TASK INPUT |
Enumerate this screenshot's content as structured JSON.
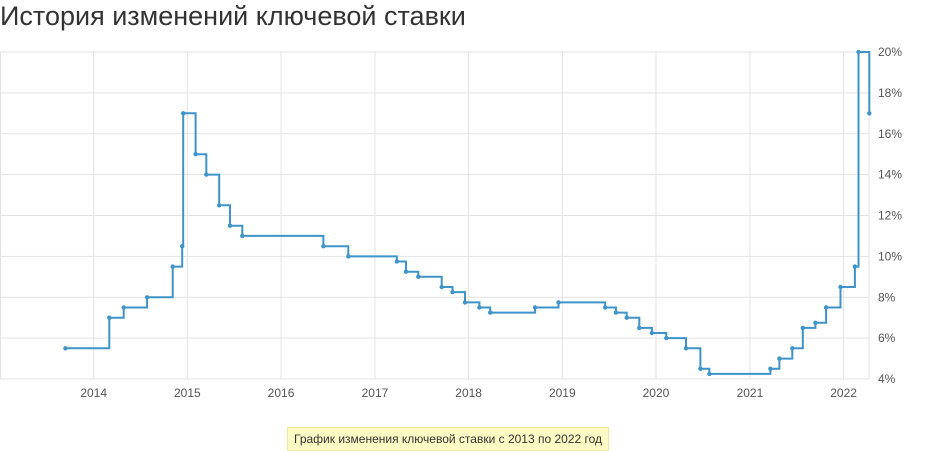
{
  "title": "История изменений ключевой ставки",
  "caption": "График изменения ключевой ставки с 2013 по 2022 год",
  "colors": {
    "series": "#3e93c9",
    "grid": "#e3e3e3",
    "text": "#555555",
    "caption_bg": "#fffbc4"
  },
  "chart_data": {
    "type": "line",
    "step": true,
    "title": "История изменений ключевой ставки",
    "xlabel": "",
    "ylabel": "",
    "xlim": [
      "2013-01-01",
      "2022-04-10"
    ],
    "ylim": [
      4,
      20
    ],
    "x_ticks": [
      "2014",
      "2015",
      "2016",
      "2017",
      "2018",
      "2019",
      "2020",
      "2021",
      "2022"
    ],
    "y_ticks": [
      "4%",
      "6%",
      "8%",
      "10%",
      "12%",
      "14%",
      "16%",
      "18%",
      "20%"
    ],
    "grid": true,
    "y_axis_position": "right",
    "series": [
      {
        "color": "#3e93c9",
        "points": [
          [
            "2013-09-13",
            5.5
          ],
          [
            "2014-03-03",
            7.0
          ],
          [
            "2014-04-28",
            7.5
          ],
          [
            "2014-07-28",
            8.0
          ],
          [
            "2014-11-05",
            9.5
          ],
          [
            "2014-12-12",
            10.5
          ],
          [
            "2014-12-16",
            17.0
          ],
          [
            "2015-02-02",
            15.0
          ],
          [
            "2015-03-16",
            14.0
          ],
          [
            "2015-05-05",
            12.5
          ],
          [
            "2015-06-16",
            11.5
          ],
          [
            "2015-08-03",
            11.0
          ],
          [
            "2016-06-14",
            10.5
          ],
          [
            "2016-09-19",
            10.0
          ],
          [
            "2017-03-27",
            9.75
          ],
          [
            "2017-05-02",
            9.25
          ],
          [
            "2017-06-19",
            9.0
          ],
          [
            "2017-09-18",
            8.5
          ],
          [
            "2017-10-30",
            8.25
          ],
          [
            "2017-12-18",
            7.75
          ],
          [
            "2018-02-12",
            7.5
          ],
          [
            "2018-03-26",
            7.25
          ],
          [
            "2018-09-17",
            7.5
          ],
          [
            "2018-12-17",
            7.75
          ],
          [
            "2019-06-17",
            7.5
          ],
          [
            "2019-07-29",
            7.25
          ],
          [
            "2019-09-09",
            7.0
          ],
          [
            "2019-10-28",
            6.5
          ],
          [
            "2019-12-16",
            6.25
          ],
          [
            "2020-02-10",
            6.0
          ],
          [
            "2020-04-27",
            5.5
          ],
          [
            "2020-06-22",
            4.5
          ],
          [
            "2020-07-27",
            4.25
          ],
          [
            "2021-03-22",
            4.5
          ],
          [
            "2021-04-26",
            5.0
          ],
          [
            "2021-06-15",
            5.5
          ],
          [
            "2021-07-26",
            6.5
          ],
          [
            "2021-09-13",
            6.75
          ],
          [
            "2021-10-25",
            7.5
          ],
          [
            "2021-12-20",
            8.5
          ],
          [
            "2022-02-14",
            9.5
          ],
          [
            "2022-02-28",
            20.0
          ],
          [
            "2022-04-11",
            17.0
          ]
        ]
      }
    ]
  }
}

EXERCISE REQUIREMENTS |
From the records given above, reproduce all text exactly and exclude each picture.

TASK RESULT |
Enumerate this screenshot's content as structured JSON.
{
  "title": "История изменений ключевой ставки",
  "caption": "График изменения ключевой ставки с 2013 по 2022 год",
  "colors": {
    "series": "#3e93c9",
    "grid": "#e3e3e3",
    "text": "#555555",
    "caption_bg": "#fffbc4"
  },
  "chart_data": {
    "type": "line",
    "step": true,
    "title": "История изменений ключевой ставки",
    "xlabel": "",
    "ylabel": "",
    "xlim": [
      "2013-01-01",
      "2022-04-10"
    ],
    "ylim": [
      4,
      20
    ],
    "x_ticks": [
      "2014",
      "2015",
      "2016",
      "2017",
      "2018",
      "2019",
      "2020",
      "2021",
      "2022"
    ],
    "y_ticks": [
      "4%",
      "6%",
      "8%",
      "10%",
      "12%",
      "14%",
      "16%",
      "18%",
      "20%"
    ],
    "grid": true,
    "y_axis_position": "right",
    "series": [
      {
        "color": "#3e93c9",
        "points": [
          [
            "2013-09-13",
            5.5
          ],
          [
            "2014-03-03",
            7.0
          ],
          [
            "2014-04-28",
            7.5
          ],
          [
            "2014-07-28",
            8.0
          ],
          [
            "2014-11-05",
            9.5
          ],
          [
            "2014-12-12",
            10.5
          ],
          [
            "2014-12-16",
            17.0
          ],
          [
            "2015-02-02",
            15.0
          ],
          [
            "2015-03-16",
            14.0
          ],
          [
            "2015-05-05",
            12.5
          ],
          [
            "2015-06-16",
            11.5
          ],
          [
            "2015-08-03",
            11.0
          ],
          [
            "2016-06-14",
            10.5
          ],
          [
            "2016-09-19",
            10.0
          ],
          [
            "2017-03-27",
            9.75
          ],
          [
            "2017-05-02",
            9.25
          ],
          [
            "2017-06-19",
            9.0
          ],
          [
            "2017-09-18",
            8.5
          ],
          [
            "2017-10-30",
            8.25
          ],
          [
            "2017-12-18",
            7.75
          ],
          [
            "2018-02-12",
            7.5
          ],
          [
            "2018-03-26",
            7.25
          ],
          [
            "2018-09-17",
            7.5
          ],
          [
            "2018-12-17",
            7.75
          ],
          [
            "2019-06-17",
            7.5
          ],
          [
            "2019-07-29",
            7.25
          ],
          [
            "2019-09-09",
            7.0
          ],
          [
            "2019-10-28",
            6.5
          ],
          [
            "2019-12-16",
            6.25
          ],
          [
            "2020-02-10",
            6.0
          ],
          [
            "2020-04-27",
            5.5
          ],
          [
            "2020-06-22",
            4.5
          ],
          [
            "2020-07-27",
            4.25
          ],
          [
            "2021-03-22",
            4.5
          ],
          [
            "2021-04-26",
            5.0
          ],
          [
            "2021-06-15",
            5.5
          ],
          [
            "2021-07-26",
            6.5
          ],
          [
            "2021-09-13",
            6.75
          ],
          [
            "2021-10-25",
            7.5
          ],
          [
            "2021-12-20",
            8.5
          ],
          [
            "2022-02-14",
            9.5
          ],
          [
            "2022-02-28",
            20.0
          ],
          [
            "2022-04-11",
            17.0
          ]
        ]
      }
    ]
  }
}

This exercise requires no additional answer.